Answer these questions from the forum thread below.
(a) How long does Pinkbonbon say to wait before dating again?
(b) Which organization does JustLyra say to speak to?
(c) On what two things does thisisasurvivor say to block him?

* _Document extract_
= = = = =
Just get rid of him first the rest will fall into place.

One step at a time.

It will all be ok

Pinkbonbon · 17/12/2022 19:57

You've got your own place now so that'll make it easier. First things first, get your locks changed.

Secondly, find your anger. This beast hurt you and exploited you when toy were most vulnerable. He hurt your poor cat too. He's a monster and belongs in jail and if we're you, I'd report him for animal abuse.

But the most important thing is getting him out of your life. Change your locks and then text him 'We are over, never contact me again. You abused me and you abused my cat. If you ever come near us again I will report you to the police'.

If you have anything of his, post it, recorded delivery to him.

Do not agree to meet in person. You do not owe this violent bully anything.

Delete him off your social media and block him. Do not reply to anything he texts you with. Infact once you know he has read your message, block him on your phone too (take a screenshot of your message though and any replies from him before you block).

If he comes to your home, do not answer the door. If he won't leave, call the police and tell them he is harassing you.

You've gotta be iron fisted with this op. Don't give him qn inch or he will take a mile.

Be aware he may try to use kutual friends against you. Eg: by telling them you qre having a breakdown or some similar shit. Make sure to tell them what he did and why you are leaving g him first (IF they are people you want to keep in your life).

JustLyra · 17/12/2022 20:00

Speak to women’s aid.

sounds like you’ve fallen from one abusive relationship to another. That’s very common, and it’s a very common tactic for abusive men.

Pinkbonbon · 17/12/2022 20:01

Ah forgot the 'no friends' thing. Well that might be a good thing in this scenario. No one else ge can use against you!

You'll make new friends in time. But it's most important to be a friend to yourself. Have your own back.

TimmyMeatballs · 17/12/2022 20:01

You need to get rid of him and then stay single for a while while you sort your head out.

You don’t need a knight in shining armour. You’re at risk of continuing to bounce from one abusive relationship to another, which you don’t deserve.

Do yourself a favour - split from him, block his number, get back in touch with old friends. Contact Women’s Aid if you need support, especially with practicalities. Take a look into the Freedom Programme. And don’t get a new boyfriend until you’ve done it.

Good luck OP

thisisasurvivor · 17/12/2022 20:05

What a prick

How dare he

Report him to the police

Change locks

Block on phone and email

Been there it's hell

Never contact him again

Pinkbonbon · 17/12/2022 20:07

I'd echo pps about staying single for a while once you are free of him. Take AT LEAST 18 months before dating again. And spend that time learning to be content in your own company. And reading up on how to spot abusers. Do the freedom programme before dating again too.

dalmation4046 · 17/12/2022 20:09

This reply has been withdrawn

This has been withdrawn by MNHQ at the poster's request.
= = = = =
* _Excerpted records_
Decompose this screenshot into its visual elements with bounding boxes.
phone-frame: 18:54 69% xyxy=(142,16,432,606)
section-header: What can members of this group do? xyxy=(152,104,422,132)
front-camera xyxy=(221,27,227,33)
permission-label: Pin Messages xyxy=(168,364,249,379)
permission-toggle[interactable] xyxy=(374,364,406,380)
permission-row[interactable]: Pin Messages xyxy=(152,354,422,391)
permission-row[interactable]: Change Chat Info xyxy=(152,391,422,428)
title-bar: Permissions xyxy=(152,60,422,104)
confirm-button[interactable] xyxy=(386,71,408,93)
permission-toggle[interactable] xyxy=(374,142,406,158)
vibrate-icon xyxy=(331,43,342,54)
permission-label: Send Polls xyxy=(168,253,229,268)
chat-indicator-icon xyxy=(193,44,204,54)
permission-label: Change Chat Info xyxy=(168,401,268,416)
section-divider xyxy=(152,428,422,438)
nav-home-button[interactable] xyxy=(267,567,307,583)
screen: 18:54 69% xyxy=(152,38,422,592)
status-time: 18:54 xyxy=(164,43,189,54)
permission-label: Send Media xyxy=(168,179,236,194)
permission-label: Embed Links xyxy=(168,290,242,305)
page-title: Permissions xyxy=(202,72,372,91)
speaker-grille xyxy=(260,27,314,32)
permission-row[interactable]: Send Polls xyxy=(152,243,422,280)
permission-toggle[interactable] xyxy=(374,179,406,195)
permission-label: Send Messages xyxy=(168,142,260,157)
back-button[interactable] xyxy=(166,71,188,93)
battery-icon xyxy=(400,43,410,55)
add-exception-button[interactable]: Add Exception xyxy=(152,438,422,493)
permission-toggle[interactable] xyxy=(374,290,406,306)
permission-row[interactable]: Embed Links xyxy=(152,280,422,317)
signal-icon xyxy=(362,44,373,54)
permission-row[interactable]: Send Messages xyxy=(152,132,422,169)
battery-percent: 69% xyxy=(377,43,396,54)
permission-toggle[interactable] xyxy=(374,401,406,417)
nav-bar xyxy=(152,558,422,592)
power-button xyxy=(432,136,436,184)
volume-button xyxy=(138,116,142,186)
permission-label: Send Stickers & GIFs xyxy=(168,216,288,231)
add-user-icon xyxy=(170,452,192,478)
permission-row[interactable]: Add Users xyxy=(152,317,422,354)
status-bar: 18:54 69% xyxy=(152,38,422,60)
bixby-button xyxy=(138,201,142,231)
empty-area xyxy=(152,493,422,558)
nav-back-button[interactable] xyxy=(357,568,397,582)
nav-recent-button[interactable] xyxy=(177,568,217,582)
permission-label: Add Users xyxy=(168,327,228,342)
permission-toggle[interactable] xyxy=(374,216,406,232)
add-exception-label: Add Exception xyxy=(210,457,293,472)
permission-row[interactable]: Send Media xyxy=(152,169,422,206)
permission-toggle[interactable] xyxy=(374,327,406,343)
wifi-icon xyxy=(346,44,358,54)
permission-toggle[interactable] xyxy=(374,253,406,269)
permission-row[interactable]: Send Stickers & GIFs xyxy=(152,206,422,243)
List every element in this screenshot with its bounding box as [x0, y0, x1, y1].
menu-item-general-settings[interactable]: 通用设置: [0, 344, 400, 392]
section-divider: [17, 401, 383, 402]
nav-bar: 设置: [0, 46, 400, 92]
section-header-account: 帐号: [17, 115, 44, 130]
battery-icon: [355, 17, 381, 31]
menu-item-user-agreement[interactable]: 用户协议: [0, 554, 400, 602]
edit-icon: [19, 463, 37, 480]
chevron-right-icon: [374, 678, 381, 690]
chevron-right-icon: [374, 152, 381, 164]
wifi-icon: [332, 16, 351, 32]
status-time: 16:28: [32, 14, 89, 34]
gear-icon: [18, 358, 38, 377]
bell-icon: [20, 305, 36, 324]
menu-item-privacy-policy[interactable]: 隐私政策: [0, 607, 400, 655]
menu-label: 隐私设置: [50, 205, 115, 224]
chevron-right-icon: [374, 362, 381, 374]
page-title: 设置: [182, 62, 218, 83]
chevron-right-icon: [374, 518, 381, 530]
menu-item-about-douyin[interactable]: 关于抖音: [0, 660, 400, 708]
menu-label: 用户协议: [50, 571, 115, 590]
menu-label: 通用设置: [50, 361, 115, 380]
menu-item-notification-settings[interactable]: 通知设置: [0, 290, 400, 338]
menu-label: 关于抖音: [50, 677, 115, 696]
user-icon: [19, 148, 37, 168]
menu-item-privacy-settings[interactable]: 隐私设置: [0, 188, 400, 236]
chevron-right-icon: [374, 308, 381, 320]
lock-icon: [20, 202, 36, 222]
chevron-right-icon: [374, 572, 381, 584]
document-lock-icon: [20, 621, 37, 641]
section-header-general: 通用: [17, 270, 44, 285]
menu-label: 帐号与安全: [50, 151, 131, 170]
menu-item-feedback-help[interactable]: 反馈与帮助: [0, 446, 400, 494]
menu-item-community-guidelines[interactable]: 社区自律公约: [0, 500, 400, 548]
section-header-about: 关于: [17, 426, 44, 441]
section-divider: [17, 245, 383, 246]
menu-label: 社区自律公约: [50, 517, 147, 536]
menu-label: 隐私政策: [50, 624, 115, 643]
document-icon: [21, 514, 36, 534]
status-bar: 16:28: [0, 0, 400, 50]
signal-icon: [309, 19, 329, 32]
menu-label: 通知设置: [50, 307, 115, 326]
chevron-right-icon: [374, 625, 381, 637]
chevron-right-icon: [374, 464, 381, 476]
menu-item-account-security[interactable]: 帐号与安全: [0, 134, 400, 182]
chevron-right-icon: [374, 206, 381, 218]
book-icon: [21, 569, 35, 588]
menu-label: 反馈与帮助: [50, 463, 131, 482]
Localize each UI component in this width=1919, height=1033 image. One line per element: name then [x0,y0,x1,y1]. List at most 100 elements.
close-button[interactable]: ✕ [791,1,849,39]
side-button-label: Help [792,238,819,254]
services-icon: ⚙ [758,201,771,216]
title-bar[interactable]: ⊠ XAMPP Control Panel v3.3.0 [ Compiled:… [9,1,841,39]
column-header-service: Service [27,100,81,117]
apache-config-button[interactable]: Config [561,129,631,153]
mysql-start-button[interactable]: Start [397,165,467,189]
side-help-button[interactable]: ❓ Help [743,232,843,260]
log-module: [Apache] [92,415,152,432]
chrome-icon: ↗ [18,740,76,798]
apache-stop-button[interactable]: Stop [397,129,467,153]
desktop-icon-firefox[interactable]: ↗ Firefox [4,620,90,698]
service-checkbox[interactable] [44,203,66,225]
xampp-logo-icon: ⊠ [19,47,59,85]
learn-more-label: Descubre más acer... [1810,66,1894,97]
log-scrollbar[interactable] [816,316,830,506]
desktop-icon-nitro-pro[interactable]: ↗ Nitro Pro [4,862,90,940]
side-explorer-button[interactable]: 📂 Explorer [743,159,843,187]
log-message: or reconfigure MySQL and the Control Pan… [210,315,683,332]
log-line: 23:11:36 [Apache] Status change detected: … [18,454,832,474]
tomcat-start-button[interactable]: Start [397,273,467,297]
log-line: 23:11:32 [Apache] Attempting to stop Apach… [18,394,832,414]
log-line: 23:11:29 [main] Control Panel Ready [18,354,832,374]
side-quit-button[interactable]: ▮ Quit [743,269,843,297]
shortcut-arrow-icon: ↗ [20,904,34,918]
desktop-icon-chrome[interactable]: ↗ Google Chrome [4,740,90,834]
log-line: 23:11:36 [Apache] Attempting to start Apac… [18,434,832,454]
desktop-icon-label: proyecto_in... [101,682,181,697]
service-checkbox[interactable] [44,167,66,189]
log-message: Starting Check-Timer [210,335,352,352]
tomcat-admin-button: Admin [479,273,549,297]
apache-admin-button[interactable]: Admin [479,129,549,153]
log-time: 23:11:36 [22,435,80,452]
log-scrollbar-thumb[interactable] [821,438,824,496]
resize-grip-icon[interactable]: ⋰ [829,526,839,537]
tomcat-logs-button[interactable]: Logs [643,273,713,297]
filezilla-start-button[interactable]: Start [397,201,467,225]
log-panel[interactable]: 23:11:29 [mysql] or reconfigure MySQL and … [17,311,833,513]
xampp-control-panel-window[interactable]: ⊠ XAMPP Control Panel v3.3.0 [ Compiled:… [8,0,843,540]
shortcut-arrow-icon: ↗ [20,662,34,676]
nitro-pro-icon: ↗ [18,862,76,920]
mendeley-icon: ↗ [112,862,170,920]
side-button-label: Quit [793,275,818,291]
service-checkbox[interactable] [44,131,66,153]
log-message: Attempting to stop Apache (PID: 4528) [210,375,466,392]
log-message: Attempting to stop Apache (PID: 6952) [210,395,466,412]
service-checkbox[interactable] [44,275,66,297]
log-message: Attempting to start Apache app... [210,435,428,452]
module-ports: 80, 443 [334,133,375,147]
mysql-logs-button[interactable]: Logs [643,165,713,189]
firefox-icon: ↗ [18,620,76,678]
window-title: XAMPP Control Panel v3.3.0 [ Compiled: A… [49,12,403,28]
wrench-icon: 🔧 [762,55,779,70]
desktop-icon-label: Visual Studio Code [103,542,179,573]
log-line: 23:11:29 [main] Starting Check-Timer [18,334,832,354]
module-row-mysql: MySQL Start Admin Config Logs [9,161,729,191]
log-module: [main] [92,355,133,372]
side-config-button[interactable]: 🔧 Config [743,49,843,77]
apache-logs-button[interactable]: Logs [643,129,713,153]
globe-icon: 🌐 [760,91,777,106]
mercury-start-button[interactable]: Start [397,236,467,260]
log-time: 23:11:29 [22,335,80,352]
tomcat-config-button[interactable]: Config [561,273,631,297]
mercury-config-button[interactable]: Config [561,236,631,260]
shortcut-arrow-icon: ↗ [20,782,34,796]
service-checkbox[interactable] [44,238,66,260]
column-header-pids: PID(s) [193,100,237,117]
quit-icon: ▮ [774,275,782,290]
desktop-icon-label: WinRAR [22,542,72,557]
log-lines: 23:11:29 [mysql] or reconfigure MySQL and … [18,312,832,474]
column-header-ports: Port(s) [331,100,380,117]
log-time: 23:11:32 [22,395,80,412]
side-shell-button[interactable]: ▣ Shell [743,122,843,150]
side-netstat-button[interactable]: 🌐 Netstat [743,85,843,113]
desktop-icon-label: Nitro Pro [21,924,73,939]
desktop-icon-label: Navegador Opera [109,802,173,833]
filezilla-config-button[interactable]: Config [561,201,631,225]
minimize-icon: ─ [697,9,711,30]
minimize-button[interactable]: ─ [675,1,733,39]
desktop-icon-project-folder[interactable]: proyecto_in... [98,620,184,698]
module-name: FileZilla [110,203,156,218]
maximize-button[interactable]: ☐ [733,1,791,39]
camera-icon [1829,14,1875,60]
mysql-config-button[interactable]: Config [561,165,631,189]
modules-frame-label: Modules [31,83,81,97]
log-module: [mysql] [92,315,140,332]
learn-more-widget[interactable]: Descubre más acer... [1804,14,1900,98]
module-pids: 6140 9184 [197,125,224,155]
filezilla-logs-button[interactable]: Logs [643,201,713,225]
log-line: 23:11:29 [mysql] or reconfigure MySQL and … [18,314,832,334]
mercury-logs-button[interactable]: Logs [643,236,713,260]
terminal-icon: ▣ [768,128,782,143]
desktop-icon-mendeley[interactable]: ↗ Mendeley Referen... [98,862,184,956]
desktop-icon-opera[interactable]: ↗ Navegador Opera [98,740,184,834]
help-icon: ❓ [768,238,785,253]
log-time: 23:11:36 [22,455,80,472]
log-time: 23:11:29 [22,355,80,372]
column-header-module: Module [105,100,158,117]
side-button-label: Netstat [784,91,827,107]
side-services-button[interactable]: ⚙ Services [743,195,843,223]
= = = = =
* _Task answer_
(a) At least 18 months.
(b) Women's Aid.
(c) Phone and email.